Provided data:
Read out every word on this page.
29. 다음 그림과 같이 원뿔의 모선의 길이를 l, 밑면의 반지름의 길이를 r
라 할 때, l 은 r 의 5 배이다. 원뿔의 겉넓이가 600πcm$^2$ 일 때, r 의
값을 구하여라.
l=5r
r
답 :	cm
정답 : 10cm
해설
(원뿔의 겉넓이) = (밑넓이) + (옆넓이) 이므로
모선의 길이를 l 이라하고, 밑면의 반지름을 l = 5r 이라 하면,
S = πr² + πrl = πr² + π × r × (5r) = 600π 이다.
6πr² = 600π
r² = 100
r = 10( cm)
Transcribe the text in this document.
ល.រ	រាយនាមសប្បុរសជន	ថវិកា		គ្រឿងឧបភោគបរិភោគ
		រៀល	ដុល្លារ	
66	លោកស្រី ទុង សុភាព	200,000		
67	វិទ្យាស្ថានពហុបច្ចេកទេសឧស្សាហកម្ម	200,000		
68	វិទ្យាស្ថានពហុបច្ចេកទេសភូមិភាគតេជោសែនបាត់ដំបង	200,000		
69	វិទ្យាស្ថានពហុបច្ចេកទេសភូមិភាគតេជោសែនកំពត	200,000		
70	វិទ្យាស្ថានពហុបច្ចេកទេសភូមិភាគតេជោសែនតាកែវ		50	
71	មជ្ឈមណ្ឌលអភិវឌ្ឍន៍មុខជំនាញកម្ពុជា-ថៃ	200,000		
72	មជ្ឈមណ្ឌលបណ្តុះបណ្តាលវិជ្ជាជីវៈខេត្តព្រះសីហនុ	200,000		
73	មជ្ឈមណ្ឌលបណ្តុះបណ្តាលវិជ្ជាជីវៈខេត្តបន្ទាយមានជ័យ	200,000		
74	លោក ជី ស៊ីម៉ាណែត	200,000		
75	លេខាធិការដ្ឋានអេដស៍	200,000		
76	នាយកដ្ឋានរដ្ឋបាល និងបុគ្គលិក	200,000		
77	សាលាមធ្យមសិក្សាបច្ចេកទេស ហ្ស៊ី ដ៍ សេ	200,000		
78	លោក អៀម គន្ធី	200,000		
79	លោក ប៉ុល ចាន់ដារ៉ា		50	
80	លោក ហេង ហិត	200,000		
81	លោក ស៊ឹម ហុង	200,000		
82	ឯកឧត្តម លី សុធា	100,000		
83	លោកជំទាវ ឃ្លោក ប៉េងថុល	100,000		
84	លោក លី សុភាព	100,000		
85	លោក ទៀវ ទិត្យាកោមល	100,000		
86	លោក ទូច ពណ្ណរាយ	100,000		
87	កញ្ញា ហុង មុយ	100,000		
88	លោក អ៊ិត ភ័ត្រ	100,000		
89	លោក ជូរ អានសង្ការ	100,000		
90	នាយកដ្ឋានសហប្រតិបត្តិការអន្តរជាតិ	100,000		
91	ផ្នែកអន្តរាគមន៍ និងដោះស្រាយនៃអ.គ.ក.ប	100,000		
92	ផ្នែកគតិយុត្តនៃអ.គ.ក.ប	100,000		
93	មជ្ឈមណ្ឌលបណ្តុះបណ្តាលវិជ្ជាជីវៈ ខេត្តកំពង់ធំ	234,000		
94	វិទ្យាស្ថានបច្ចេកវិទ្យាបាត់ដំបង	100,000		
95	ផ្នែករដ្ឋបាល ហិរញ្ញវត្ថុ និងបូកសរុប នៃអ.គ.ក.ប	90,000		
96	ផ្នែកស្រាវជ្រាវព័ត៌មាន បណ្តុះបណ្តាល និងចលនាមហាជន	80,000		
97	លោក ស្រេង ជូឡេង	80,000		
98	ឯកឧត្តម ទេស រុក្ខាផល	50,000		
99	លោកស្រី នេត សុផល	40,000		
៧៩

The exercise: The records above must be repeated exactly, every one of them.

Reply to the exercise:
Read out every word on this page.
29. 다음 그림과 같이 원뿔의 모선의 길이를 l, 밑면의 반지름의 길이를 r
라 할 때, l 은 r 의 5 배이다. 원뿔의 겉넓이가 600πcm$^2$ 일 때, r 의
값을 구하여라.
l=5r
r
답 :	cm
정답 : 10cm
해설
(원뿔의 겉넓이) = (밑넓이) + (옆넓이) 이므로
모선의 길이를 l 이라하고, 밑면의 반지름을 l = 5r 이라 하면,
S = πr² + πrl = πr² + π × r × (5r) = 600π 이다.
6πr² = 600π
r² = 100
r = 10( cm)
Transcribe the text in this document.
ល.រ	រាយនាមសប្បុរសជន	ថវិកា		គ្រឿងឧបភោគបរិភោគ
		រៀល	ដុល្លារ	
66	លោកស្រី ទុង សុភាព	200,000		
67	វិទ្យាស្ថានពហុបច្ចេកទេសឧស្សាហកម្ម	200,000		
68	វិទ្យាស្ថានពហុបច្ចេកទេសភូមិភាគតេជោសែនបាត់ដំបង	200,000		
69	វិទ្យាស្ថានពហុបច្ចេកទេសភូមិភាគតេជោសែនកំពត	200,000		
70	វិទ្យាស្ថានពហុបច្ចេកទេសភូមិភាគតេជោសែនតាកែវ		50	
71	មជ្ឈមណ្ឌលអភិវឌ្ឍន៍មុខជំនាញកម្ពុជា-ថៃ	200,000		
72	មជ្ឈមណ្ឌលបណ្តុះបណ្តាលវិជ្ជាជីវៈខេត្តព្រះសីហនុ	200,000		
73	មជ្ឈមណ្ឌលបណ្តុះបណ្តាលវិជ្ជាជីវៈខេត្តបន្ទាយមានជ័យ	200,000		
74	លោក ជី ស៊ីម៉ាណែត	200,000		
75	លេខាធិការដ្ឋានអេដស៍	200,000		
76	នាយកដ្ឋានរដ្ឋបាល និងបុគ្គលិក	200,000		
77	សាលាមធ្យមសិក្សាបច្ចេកទេស ហ្ស៊ី ដ៍ សេ	200,000		
78	លោក អៀម គន្ធី	200,000		
79	លោក ប៉ុល ចាន់ដារ៉ា		50	
80	លោក ហេង ហិត	200,000		
81	លោក ស៊ឹម ហុង	200,000		
82	ឯកឧត្តម លី សុធា	100,000		
83	លោកជំទាវ ឃ្លោក ប៉េងថុល	100,000		
84	លោក លី សុភាព	100,000		
85	លោក ទៀវ ទិត្យាកោមល	100,000		
86	លោក ទូច ពណ្ណរាយ	100,000		
87	កញ្ញា ហុង មុយ	100,000		
88	លោក អ៊ិត ភ័ត្រ	100,000		
89	លោក ជូរ អានសង្ការ	100,000		
90	នាយកដ្ឋានសហប្រតិបត្តិការអន្តរជាតិ	100,000		
91	ផ្នែកអន្តរាគមន៍ និងដោះស្រាយនៃអ.គ.ក.ប	100,000		
92	ផ្នែកគតិយុត្តនៃអ.គ.ក.ប	100,000		
93	មជ្ឈមណ្ឌលបណ្តុះបណ្តាលវិជ្ជាជីវៈ ខេត្តកំពង់ធំ	234,000		
94	វិទ្យាស្ថានបច្ចេកវិទ្យាបាត់ដំបង	100,000		
95	ផ្នែករដ្ឋបាល ហិរញ្ញវត្ថុ និងបូកសរុប នៃអ.គ.ក.ប	90,000		
96	ផ្នែកស្រាវជ្រាវព័ត៌មាន បណ្តុះបណ្តាល និងចលនាមហាជន	80,000		
97	លោក ស្រេង ជូឡេង	80,000		
98	ឯកឧត្តម ទេស រុក្ខាផល	50,000		
99	លោកស្រី នេត សុផល	40,000		
៧៩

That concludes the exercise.